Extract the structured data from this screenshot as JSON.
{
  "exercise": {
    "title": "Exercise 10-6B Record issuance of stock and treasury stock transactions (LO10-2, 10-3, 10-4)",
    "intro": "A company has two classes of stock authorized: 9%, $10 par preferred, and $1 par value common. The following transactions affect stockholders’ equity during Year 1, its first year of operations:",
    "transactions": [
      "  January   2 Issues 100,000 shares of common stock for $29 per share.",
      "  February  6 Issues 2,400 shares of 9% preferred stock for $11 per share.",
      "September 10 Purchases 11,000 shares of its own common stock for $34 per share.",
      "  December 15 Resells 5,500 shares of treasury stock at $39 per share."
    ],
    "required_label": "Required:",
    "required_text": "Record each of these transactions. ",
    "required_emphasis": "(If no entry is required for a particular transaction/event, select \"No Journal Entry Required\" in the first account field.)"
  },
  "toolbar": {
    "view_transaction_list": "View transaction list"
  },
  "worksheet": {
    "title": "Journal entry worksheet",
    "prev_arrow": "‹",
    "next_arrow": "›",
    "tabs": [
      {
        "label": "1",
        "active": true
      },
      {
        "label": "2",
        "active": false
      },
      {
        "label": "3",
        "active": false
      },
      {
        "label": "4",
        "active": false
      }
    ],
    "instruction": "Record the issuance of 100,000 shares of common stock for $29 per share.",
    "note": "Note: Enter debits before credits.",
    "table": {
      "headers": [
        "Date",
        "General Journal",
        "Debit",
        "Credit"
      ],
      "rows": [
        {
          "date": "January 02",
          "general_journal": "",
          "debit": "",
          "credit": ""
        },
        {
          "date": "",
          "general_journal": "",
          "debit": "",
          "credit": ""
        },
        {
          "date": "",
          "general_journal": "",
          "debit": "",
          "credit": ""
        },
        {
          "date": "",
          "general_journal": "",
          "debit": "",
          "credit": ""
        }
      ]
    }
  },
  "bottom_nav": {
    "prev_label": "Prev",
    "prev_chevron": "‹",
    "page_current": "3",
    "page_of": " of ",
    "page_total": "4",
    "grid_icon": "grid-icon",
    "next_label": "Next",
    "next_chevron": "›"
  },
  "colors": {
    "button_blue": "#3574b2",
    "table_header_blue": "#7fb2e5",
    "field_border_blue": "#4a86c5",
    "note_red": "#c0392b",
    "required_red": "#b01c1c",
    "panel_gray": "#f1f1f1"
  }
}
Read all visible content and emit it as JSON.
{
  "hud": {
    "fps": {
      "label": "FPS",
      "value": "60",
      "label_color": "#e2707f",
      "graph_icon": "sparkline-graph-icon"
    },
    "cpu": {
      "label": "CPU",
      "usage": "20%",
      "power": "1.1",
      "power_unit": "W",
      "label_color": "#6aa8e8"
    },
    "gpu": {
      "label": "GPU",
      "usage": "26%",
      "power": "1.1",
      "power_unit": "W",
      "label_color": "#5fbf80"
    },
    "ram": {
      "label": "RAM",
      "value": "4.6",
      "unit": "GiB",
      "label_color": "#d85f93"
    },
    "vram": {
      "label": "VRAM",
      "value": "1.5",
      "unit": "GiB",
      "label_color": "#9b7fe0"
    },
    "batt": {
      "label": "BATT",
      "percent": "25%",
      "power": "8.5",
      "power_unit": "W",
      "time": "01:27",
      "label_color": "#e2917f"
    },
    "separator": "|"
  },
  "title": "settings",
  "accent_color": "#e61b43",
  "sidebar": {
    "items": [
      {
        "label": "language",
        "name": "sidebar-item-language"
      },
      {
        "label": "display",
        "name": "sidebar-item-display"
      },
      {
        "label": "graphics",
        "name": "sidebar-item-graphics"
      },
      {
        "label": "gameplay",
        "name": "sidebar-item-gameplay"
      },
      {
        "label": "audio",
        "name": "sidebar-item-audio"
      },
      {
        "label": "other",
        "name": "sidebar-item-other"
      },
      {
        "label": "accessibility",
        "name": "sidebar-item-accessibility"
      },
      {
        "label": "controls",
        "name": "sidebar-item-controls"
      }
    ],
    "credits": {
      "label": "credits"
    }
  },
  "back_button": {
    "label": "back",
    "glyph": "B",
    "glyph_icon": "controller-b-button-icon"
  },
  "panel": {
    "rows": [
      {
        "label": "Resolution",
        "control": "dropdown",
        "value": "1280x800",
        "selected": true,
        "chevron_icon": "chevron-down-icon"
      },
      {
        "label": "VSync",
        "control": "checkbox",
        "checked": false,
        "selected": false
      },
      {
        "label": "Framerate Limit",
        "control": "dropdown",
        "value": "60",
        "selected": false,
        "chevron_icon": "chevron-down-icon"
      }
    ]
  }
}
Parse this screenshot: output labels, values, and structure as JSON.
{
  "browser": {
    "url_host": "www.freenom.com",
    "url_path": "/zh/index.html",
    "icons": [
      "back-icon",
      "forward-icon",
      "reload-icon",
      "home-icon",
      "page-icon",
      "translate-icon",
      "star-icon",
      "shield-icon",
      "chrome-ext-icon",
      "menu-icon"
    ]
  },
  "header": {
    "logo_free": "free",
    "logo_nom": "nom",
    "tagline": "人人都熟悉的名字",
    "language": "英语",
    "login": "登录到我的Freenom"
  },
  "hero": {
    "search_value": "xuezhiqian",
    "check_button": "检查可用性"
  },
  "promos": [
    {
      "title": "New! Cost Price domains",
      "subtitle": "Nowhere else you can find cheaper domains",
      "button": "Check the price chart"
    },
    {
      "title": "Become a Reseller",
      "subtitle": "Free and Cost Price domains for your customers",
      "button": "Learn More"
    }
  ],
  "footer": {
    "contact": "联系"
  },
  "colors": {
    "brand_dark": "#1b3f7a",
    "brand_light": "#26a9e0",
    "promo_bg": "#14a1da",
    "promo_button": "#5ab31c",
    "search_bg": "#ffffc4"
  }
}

◆ Prompt ◆
Each line of the listing should be echoed back exactly.

◆ Correct response ◆
Extract the structured data from this screenshot as JSON.
{
  "exercise": {
    "title": "Exercise 10-6B Record issuance of stock and treasury stock transactions (LO10-2, 10-3, 10-4)",
    "intro": "A company has two classes of stock authorized: 9%, $10 par preferred, and $1 par value common. The following transactions affect stockholders’ equity during Year 1, its first year of operations:",
    "transactions": [
      "  January   2 Issues 100,000 shares of common stock for $29 per share.",
      "  February  6 Issues 2,400 shares of 9% preferred stock for $11 per share.",
      "September 10 Purchases 11,000 shares of its own common stock for $34 per share.",
      "  December 15 Resells 5,500 shares of treasury stock at $39 per share."
    ],
    "required_label": "Required:",
    "required_text": "Record each of these transactions. ",
    "required_emphasis": "(If no entry is required for a particular transaction/event, select \"No Journal Entry Required\" in the first account field.)"
  },
  "toolbar": {
    "view_transaction_list": "View transaction list"
  },
  "worksheet": {
    "title": "Journal entry worksheet",
    "prev_arrow": "‹",
    "next_arrow": "›",
    "tabs": [
      {
        "label": "1",
        "active": true
      },
      {
        "label": "2",
        "active": false
      },
      {
        "label": "3",
        "active": false
      },
      {
        "label": "4",
        "active": false
      }
    ],
    "instruction": "Record the issuance of 100,000 shares of common stock for $29 per share.",
    "note": "Note: Enter debits before credits.",
    "table": {
      "headers": [
        "Date",
        "General Journal",
        "Debit",
        "Credit"
      ],
      "rows": [
        {
          "date": "January 02",
          "general_journal": "",
          "debit": "",
          "credit": ""
        },
        {
          "date": "",
          "general_journal": "",
          "debit": "",
          "credit": ""
        },
        {
          "date": "",
          "general_journal": "",
          "debit": "",
          "credit": ""
        },
        {
          "date": "",
          "general_journal": "",
          "debit": "",
          "credit": ""
        }
      ]
    }
  },
  "bottom_nav": {
    "prev_label": "Prev",
    "prev_chevron": "‹",
    "page_current": "3",
    "page_of": " of ",
    "page_total": "4",
    "grid_icon": "grid-icon",
    "next_label": "Next",
    "next_chevron": "›"
  },
  "colors": {
    "button_blue": "#3574b2",
    "table_header_blue": "#7fb2e5",
    "field_border_blue": "#4a86c5",
    "note_red": "#c0392b",
    "required_red": "#b01c1c",
    "panel_gray": "#f1f1f1"
  }
}
Read all visible content and emit it as JSON.
{
  "hud": {
    "fps": {
      "label": "FPS",
      "value": "60",
      "label_color": "#e2707f",
      "graph_icon": "sparkline-graph-icon"
    },
    "cpu": {
      "label": "CPU",
      "usage": "20%",
      "power": "1.1",
      "power_unit": "W",
      "label_color": "#6aa8e8"
    },
    "gpu": {
      "label": "GPU",
      "usage": "26%",
      "power": "1.1",
      "power_unit": "W",
      "label_color": "#5fbf80"
    },
    "ram": {
      "label": "RAM",
      "value": "4.6",
      "unit": "GiB",
      "label_color": "#d85f93"
    },
    "vram": {
      "label": "VRAM",
      "value": "1.5",
      "unit": "GiB",
      "label_color": "#9b7fe0"
    },
    "batt": {
      "label": "BATT",
      "percent": "25%",
      "power": "8.5",
      "power_unit": "W",
      "time": "01:27",
      "label_color": "#e2917f"
    },
    "separator": "|"
  },
  "title": "settings",
  "accent_color": "#e61b43",
  "sidebar": {
    "items": [
      {
        "label": "language",
        "name": "sidebar-item-language"
      },
      {
        "label": "display",
        "name": "sidebar-item-display"
      },
      {
        "label": "graphics",
        "name": "sidebar-item-graphics"
      },
      {
        "label": "gameplay",
        "name": "sidebar-item-gameplay"
      },
      {
        "label": "audio",
        "name": "sidebar-item-audio"
      },
      {
        "label": "other",
        "name": "sidebar-item-other"
      },
      {
        "label": "accessibility",
        "name": "sidebar-item-accessibility"
      },
      {
        "label": "controls",
        "name": "sidebar-item-controls"
      }
    ],
    "credits": {
      "label": "credits"
    }
  },
  "back_button": {
    "label": "back",
    "glyph": "B",
    "glyph_icon": "controller-b-button-icon"
  },
  "panel": {
    "rows": [
      {
        "label": "Resolution",
        "control": "dropdown",
        "value": "1280x800",
        "selected": true,
        "chevron_icon": "chevron-down-icon"
      },
      {
        "label": "VSync",
        "control": "checkbox",
        "checked": false,
        "selected": false
      },
      {
        "label": "Framerate Limit",
        "control": "dropdown",
        "value": "60",
        "selected": false,
        "chevron_icon": "chevron-down-icon"
      }
    ]
  }
}
Parse this screenshot: output labels, values, and structure as JSON.
{
  "browser": {
    "url_host": "www.freenom.com",
    "url_path": "/zh/index.html",
    "icons": [
      "back-icon",
      "forward-icon",
      "reload-icon",
      "home-icon",
      "page-icon",
      "translate-icon",
      "star-icon",
      "shield-icon",
      "chrome-ext-icon",
      "menu-icon"
    ]
  },
  "header": {
    "logo_free": "free",
    "logo_nom": "nom",
    "tagline": "人人都熟悉的名字",
    "language": "英语",
    "login": "登录到我的Freenom"
  },
  "hero": {
    "search_value": "xuezhiqian",
    "check_button": "检查可用性"
  },
  "promos": [
    {
      "title": "New! Cost Price domains",
      "subtitle": "Nowhere else you can find cheaper domains",
      "button": "Check the price chart"
    },
    {
      "title": "Become a Reseller",
      "subtitle": "Free and Cost Price domains for your customers",
      "button": "Learn More"
    }
  ],
  "footer": {
    "contact": "联系"
  },
  "colors": {
    "brand_dark": "#1b3f7a",
    "brand_light": "#26a9e0",
    "promo_bg": "#14a1da",
    "promo_button": "#5ab31c",
    "search_bg": "#ffffc4"
  }
}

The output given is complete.